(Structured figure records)
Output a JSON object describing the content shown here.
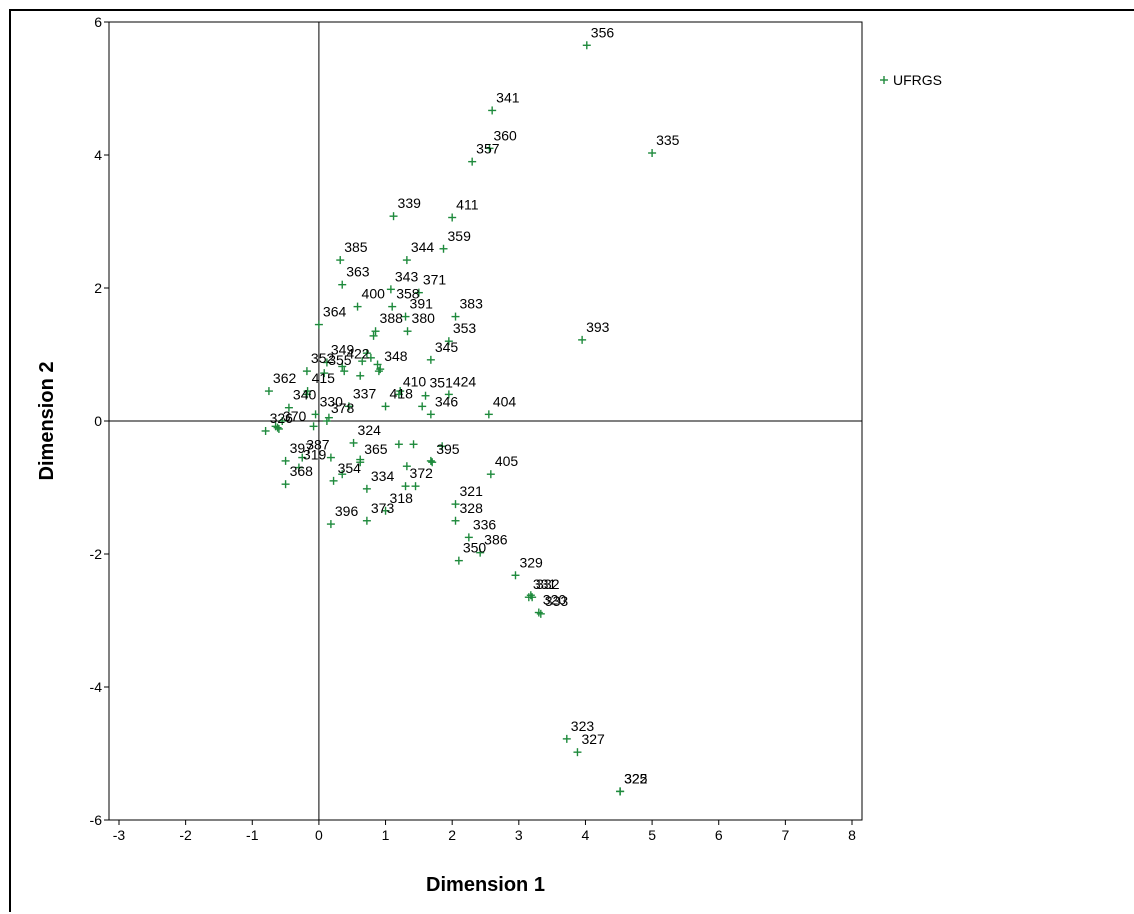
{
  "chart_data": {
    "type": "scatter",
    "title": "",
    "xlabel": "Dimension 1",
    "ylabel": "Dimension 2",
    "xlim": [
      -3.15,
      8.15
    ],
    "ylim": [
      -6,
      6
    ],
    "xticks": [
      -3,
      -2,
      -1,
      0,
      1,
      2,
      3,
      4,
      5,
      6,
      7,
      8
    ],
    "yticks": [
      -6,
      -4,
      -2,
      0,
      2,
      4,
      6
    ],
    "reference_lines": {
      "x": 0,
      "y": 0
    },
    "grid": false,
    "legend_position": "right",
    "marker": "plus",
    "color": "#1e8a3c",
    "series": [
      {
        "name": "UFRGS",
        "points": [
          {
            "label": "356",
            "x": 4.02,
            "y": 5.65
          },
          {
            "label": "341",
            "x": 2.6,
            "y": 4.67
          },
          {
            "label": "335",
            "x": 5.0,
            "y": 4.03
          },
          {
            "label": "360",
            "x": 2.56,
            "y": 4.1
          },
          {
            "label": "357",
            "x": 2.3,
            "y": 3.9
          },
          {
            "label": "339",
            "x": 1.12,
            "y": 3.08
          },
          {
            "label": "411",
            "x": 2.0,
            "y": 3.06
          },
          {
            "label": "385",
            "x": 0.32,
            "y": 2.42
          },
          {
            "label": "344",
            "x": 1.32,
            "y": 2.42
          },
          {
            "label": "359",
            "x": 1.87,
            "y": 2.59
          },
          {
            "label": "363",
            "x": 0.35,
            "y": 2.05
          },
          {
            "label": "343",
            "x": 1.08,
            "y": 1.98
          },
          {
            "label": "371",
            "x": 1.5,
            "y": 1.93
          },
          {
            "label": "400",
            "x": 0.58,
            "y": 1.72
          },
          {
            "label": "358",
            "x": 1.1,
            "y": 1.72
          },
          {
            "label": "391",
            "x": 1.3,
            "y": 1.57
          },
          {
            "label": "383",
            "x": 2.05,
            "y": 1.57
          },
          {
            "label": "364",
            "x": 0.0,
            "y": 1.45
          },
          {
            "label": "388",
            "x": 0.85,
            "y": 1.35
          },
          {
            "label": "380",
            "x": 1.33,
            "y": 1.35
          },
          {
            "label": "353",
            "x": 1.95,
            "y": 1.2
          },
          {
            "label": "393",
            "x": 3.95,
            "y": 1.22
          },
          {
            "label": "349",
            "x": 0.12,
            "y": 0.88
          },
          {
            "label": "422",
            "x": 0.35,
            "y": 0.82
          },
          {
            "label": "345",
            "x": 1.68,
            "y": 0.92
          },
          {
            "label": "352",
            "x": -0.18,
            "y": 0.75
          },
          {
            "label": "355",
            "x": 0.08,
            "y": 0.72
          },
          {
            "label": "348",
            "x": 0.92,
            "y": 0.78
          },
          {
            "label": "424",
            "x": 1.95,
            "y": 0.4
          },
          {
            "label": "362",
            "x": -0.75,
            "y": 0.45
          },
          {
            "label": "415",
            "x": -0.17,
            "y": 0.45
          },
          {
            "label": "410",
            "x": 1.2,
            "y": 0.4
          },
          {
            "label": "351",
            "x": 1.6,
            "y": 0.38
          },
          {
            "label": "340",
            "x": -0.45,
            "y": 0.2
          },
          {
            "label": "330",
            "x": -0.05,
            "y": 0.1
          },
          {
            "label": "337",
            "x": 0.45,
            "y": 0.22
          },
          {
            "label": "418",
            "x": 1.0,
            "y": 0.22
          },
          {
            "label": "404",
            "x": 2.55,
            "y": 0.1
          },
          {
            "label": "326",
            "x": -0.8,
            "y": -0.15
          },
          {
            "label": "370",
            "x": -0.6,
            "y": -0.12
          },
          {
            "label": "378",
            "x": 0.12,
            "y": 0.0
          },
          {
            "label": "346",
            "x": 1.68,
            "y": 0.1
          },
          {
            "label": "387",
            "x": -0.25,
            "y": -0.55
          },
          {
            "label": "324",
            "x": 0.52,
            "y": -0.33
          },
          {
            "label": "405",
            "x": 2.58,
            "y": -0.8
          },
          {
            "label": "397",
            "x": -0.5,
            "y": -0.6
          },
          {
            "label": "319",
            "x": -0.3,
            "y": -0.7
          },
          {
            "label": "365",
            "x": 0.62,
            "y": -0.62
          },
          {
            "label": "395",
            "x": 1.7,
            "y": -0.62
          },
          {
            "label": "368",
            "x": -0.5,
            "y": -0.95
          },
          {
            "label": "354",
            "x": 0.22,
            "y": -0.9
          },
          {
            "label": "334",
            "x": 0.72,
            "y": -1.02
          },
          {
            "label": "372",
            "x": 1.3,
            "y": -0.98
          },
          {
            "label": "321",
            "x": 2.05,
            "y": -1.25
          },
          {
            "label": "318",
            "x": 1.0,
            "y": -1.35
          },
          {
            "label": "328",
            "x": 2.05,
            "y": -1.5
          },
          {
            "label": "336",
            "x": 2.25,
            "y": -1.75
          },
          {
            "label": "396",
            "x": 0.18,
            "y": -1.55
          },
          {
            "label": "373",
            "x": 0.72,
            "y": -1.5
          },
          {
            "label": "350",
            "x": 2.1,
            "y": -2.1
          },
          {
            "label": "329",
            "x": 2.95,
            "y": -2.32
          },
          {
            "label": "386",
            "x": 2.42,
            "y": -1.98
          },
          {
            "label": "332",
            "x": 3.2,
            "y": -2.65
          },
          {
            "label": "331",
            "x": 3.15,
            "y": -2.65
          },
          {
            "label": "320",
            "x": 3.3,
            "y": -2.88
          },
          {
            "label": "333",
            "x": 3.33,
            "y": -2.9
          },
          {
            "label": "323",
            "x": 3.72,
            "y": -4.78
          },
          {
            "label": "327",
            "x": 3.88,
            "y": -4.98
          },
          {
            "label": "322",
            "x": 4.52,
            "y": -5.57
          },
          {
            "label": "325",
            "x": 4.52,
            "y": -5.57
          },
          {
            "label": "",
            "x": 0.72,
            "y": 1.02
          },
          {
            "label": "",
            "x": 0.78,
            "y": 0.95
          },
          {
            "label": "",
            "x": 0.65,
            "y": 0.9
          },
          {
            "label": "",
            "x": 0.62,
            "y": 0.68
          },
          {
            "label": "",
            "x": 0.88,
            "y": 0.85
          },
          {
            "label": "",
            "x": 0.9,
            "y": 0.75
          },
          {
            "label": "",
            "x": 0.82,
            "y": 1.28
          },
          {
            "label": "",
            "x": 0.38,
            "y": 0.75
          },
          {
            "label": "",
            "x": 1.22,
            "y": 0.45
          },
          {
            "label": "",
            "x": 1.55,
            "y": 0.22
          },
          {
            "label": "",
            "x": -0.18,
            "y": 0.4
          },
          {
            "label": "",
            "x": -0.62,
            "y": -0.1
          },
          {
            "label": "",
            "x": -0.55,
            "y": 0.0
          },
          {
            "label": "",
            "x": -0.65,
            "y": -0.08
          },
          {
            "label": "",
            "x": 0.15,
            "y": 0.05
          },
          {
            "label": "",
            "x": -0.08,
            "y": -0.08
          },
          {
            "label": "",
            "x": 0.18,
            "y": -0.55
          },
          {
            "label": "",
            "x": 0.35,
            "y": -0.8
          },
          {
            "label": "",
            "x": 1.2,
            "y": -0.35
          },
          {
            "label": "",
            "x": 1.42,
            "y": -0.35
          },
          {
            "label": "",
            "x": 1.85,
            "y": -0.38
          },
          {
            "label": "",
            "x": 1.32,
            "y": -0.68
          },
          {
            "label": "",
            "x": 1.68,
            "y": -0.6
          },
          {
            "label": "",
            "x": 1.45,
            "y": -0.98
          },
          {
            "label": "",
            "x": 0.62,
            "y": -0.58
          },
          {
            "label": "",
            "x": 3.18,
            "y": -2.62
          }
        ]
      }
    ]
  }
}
--
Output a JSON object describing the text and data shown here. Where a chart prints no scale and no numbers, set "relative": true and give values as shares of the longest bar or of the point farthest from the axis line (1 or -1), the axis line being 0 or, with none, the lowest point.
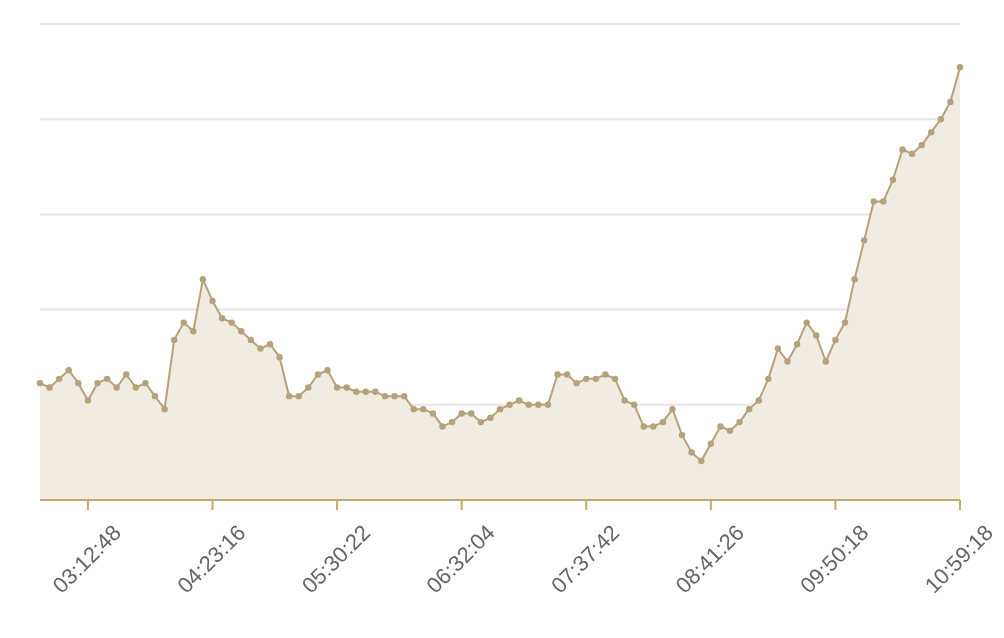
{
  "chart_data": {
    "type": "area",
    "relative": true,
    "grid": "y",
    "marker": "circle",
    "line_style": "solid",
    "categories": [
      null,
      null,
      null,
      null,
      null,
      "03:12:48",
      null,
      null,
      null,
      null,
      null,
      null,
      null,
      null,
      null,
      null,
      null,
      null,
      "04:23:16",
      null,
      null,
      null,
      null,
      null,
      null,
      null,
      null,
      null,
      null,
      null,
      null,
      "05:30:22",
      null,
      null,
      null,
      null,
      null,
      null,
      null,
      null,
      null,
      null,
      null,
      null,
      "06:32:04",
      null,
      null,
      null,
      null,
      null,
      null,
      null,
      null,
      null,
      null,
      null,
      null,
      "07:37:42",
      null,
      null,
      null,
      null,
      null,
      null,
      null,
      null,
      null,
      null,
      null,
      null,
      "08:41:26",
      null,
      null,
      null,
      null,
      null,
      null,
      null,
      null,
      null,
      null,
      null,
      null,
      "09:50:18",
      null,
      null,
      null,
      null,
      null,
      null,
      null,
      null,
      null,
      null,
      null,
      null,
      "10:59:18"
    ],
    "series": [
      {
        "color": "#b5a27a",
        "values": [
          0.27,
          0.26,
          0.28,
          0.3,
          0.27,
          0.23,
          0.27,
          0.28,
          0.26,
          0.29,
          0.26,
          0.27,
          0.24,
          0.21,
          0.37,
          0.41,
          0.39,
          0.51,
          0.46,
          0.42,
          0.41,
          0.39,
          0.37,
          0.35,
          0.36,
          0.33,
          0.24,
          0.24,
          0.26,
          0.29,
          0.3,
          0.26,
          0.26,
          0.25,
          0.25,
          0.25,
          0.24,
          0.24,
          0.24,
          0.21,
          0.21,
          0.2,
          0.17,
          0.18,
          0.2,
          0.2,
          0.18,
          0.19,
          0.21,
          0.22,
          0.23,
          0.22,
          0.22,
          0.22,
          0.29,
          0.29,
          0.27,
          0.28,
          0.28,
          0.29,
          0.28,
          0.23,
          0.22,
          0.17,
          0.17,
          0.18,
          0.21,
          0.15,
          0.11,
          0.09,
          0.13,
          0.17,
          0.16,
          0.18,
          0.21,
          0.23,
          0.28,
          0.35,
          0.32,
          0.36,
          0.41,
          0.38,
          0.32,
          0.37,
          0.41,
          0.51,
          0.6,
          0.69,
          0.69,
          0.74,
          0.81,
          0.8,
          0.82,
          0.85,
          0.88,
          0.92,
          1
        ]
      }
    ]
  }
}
==
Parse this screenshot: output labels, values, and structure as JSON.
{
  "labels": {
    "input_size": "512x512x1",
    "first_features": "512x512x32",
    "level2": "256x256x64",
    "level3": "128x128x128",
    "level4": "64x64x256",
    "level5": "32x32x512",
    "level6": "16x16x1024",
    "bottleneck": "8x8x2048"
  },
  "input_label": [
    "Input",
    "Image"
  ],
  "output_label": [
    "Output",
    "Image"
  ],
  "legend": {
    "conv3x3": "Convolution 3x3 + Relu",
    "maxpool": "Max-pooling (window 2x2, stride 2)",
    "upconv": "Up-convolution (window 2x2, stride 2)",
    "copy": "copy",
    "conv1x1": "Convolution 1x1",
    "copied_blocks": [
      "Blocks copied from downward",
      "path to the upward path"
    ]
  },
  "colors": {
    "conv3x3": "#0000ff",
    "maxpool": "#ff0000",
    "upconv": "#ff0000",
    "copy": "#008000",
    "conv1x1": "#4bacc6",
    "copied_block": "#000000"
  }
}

▸ **Exercise**: Pull out each line holding the string "maxpool".

▸ **Output for this task**:
    "maxpool": "Max-pooling (window 2x2, stride 2)",
    "maxpool": "#ff0000",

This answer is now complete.